╭──

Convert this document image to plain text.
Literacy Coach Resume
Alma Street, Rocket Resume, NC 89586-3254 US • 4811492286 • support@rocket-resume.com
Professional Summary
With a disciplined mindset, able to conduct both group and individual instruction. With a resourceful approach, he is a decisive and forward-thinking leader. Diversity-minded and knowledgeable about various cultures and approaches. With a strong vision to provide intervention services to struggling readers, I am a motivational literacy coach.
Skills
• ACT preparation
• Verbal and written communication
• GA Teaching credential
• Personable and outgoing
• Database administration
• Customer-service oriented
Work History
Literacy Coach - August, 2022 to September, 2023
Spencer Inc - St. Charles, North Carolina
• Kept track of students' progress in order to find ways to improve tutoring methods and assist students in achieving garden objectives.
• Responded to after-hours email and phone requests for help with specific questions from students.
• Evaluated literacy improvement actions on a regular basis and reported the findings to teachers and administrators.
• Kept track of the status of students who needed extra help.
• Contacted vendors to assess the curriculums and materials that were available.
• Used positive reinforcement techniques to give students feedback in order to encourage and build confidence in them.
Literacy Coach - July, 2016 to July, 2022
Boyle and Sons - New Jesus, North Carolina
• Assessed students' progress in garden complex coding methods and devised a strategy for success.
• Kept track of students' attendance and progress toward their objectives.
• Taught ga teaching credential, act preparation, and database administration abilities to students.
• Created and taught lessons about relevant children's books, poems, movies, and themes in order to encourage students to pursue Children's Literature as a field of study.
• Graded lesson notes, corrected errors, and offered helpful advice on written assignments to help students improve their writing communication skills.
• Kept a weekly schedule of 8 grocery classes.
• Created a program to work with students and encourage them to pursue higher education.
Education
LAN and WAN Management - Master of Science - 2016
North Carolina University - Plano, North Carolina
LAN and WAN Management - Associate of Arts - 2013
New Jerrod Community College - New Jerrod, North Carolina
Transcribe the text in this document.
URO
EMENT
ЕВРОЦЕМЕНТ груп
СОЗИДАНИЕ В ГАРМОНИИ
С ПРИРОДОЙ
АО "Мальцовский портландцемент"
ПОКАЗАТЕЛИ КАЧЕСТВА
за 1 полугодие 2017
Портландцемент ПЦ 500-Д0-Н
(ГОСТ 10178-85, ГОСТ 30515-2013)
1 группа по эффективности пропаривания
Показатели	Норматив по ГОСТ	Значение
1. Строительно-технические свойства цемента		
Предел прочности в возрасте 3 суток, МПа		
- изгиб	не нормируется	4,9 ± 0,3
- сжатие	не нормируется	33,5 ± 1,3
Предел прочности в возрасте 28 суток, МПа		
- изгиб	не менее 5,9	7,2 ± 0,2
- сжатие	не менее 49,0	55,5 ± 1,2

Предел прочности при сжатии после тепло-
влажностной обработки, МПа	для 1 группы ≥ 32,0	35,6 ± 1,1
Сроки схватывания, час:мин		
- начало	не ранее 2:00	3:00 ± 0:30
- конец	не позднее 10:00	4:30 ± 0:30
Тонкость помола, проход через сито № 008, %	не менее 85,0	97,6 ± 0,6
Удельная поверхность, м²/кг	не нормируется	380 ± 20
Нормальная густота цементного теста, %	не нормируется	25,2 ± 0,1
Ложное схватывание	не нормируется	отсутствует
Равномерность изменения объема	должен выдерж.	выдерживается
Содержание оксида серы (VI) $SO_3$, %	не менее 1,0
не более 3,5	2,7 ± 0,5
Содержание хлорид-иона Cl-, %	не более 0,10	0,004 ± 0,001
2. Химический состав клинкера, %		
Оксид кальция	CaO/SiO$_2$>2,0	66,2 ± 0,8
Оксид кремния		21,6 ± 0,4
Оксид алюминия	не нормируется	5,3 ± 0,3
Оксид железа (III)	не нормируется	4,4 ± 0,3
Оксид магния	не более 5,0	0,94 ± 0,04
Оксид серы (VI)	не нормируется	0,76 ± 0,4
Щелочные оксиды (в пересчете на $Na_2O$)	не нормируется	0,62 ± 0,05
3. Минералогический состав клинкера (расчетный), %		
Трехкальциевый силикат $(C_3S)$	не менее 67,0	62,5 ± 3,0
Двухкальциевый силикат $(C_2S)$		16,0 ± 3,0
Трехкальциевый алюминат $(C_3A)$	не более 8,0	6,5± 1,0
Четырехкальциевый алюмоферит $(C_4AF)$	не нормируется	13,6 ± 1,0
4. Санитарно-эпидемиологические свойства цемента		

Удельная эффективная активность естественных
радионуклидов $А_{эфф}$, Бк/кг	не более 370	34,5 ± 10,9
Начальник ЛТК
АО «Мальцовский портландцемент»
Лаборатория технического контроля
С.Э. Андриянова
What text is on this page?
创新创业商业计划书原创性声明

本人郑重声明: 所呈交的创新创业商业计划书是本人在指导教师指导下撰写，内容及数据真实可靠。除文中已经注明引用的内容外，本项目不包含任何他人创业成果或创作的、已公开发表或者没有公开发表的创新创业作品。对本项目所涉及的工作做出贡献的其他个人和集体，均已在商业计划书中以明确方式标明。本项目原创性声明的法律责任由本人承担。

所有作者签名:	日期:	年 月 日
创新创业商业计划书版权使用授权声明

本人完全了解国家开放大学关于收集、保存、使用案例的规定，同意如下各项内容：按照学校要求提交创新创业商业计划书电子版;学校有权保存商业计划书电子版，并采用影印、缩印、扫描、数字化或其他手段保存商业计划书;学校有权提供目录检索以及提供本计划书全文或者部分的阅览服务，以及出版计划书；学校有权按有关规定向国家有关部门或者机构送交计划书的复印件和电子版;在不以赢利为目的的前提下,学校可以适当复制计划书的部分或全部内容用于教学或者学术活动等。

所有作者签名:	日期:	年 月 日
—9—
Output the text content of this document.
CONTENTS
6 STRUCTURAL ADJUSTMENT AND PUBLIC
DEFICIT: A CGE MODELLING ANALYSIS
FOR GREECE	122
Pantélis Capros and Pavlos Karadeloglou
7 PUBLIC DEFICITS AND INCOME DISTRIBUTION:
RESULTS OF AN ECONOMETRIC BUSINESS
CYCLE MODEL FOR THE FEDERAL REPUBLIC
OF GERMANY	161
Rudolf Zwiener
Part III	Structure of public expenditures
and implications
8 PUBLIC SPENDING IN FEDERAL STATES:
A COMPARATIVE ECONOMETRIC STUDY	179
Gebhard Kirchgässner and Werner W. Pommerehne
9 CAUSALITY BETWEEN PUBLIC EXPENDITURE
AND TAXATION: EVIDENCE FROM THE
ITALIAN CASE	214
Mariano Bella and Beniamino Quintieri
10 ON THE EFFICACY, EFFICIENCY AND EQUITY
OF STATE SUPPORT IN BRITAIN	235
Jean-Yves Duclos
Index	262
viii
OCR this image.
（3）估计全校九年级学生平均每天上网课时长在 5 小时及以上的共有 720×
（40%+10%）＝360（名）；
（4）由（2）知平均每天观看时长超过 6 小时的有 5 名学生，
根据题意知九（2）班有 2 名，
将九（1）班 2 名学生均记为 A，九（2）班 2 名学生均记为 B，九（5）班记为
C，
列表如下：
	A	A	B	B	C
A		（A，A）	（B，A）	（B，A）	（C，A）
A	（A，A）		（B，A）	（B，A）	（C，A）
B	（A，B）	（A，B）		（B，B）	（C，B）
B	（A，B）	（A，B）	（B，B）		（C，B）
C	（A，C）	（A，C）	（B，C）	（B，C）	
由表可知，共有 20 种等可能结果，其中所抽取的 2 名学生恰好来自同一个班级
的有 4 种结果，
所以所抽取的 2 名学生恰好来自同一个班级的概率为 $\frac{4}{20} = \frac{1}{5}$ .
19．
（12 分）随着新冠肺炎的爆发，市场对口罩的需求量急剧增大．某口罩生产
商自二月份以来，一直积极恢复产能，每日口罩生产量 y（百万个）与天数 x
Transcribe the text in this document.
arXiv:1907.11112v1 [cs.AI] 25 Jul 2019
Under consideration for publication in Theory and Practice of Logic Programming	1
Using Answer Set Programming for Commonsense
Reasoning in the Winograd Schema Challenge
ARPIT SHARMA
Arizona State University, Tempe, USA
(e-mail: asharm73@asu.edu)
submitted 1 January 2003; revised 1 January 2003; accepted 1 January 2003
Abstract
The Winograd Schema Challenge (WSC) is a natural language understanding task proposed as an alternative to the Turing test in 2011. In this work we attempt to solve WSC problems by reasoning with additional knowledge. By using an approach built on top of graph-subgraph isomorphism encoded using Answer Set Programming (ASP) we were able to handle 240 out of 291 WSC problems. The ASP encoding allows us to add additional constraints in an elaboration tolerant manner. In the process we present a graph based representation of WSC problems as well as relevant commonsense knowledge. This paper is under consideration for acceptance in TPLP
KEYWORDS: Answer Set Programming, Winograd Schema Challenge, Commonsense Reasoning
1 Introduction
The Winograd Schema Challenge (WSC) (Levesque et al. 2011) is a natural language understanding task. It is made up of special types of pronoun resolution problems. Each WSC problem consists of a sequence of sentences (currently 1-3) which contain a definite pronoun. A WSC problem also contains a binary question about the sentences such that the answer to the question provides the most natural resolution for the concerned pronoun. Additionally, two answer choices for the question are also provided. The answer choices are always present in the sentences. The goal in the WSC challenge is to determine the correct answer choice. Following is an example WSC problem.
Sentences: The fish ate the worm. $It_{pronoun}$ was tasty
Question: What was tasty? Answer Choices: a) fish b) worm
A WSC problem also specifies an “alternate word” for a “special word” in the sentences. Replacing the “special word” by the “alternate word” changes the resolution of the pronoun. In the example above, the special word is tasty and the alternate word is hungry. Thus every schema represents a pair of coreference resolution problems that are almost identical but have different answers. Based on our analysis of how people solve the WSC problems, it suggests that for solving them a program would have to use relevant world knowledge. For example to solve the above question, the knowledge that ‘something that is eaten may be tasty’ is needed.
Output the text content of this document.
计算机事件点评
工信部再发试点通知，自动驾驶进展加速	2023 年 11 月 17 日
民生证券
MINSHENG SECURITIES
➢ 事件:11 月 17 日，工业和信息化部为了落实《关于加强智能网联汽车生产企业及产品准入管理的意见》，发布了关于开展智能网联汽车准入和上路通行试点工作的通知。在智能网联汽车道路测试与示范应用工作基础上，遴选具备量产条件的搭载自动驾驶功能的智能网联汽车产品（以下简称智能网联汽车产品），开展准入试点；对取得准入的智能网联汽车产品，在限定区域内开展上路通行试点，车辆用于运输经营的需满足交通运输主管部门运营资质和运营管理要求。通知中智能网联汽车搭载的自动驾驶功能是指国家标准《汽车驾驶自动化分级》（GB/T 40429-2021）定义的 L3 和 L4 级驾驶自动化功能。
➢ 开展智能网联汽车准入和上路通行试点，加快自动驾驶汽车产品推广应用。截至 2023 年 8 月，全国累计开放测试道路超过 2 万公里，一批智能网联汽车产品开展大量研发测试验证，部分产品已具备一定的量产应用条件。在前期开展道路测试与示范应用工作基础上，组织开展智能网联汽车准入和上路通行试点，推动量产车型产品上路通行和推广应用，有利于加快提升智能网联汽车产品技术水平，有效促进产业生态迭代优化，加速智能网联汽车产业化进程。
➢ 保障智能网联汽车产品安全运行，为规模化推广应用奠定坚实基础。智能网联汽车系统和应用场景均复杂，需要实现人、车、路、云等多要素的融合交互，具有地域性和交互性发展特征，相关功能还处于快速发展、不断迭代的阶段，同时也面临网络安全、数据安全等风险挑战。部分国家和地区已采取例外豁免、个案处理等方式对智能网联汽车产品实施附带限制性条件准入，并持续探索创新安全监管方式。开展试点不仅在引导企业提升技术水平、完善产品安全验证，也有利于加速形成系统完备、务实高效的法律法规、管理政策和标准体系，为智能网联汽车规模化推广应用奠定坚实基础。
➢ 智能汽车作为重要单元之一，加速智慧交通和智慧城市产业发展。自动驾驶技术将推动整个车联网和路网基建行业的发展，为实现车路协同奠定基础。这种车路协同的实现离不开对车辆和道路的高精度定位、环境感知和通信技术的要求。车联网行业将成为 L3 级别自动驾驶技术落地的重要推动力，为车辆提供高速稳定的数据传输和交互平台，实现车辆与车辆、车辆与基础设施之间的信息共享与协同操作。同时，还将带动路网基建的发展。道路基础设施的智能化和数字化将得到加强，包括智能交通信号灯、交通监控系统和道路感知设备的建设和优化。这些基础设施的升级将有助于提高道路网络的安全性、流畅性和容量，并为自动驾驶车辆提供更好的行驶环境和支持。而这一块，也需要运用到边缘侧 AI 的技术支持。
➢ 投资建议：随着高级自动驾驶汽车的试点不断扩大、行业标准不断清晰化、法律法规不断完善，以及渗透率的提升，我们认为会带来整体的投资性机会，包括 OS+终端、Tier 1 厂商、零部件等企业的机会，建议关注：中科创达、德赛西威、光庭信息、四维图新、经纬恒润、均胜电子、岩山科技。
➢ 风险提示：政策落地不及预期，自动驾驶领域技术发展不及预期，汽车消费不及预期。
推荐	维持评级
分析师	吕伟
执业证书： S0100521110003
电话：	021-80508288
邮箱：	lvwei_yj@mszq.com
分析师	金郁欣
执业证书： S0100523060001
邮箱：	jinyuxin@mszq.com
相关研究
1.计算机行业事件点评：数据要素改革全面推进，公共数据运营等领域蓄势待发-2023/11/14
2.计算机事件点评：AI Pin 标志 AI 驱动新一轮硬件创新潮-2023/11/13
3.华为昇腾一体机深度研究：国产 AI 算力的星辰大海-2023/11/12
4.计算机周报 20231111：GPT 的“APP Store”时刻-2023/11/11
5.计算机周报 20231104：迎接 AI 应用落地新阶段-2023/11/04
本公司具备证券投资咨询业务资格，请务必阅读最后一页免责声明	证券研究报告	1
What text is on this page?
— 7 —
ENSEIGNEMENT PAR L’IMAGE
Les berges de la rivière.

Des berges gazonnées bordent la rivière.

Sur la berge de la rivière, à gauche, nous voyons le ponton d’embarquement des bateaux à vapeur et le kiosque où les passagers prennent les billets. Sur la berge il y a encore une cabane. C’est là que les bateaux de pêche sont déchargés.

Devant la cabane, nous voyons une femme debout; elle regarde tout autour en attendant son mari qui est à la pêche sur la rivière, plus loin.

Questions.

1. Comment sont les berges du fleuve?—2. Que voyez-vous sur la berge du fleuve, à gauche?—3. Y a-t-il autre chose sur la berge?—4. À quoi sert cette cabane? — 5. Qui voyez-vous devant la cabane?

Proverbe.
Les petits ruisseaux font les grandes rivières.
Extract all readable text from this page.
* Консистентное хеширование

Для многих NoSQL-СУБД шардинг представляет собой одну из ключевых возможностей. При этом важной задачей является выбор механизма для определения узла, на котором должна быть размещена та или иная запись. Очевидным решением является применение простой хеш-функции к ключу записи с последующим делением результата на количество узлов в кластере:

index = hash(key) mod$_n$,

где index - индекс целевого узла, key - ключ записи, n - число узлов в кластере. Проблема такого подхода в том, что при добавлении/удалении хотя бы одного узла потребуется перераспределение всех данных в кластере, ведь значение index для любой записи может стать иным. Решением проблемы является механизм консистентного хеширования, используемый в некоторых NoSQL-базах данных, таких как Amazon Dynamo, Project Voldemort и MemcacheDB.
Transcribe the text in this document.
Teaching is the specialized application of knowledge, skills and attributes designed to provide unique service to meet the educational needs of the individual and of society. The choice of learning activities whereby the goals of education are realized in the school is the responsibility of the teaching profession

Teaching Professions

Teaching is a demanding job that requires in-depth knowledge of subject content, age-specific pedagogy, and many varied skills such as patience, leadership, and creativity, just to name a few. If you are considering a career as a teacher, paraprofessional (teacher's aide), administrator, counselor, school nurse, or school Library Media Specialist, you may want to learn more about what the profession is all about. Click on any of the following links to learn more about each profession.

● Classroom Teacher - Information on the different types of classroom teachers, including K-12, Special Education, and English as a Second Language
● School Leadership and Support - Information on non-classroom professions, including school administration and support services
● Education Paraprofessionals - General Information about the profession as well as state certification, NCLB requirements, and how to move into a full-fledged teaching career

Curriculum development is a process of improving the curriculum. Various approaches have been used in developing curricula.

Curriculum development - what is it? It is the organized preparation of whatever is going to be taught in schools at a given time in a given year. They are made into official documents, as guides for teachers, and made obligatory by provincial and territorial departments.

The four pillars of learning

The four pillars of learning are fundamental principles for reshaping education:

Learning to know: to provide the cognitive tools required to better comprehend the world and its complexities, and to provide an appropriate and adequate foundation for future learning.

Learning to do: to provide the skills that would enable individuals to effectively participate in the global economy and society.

╰──

-- Exercise directions --
Count every line bearing the word "нормируется"; report the total only.

-- Written solution --
10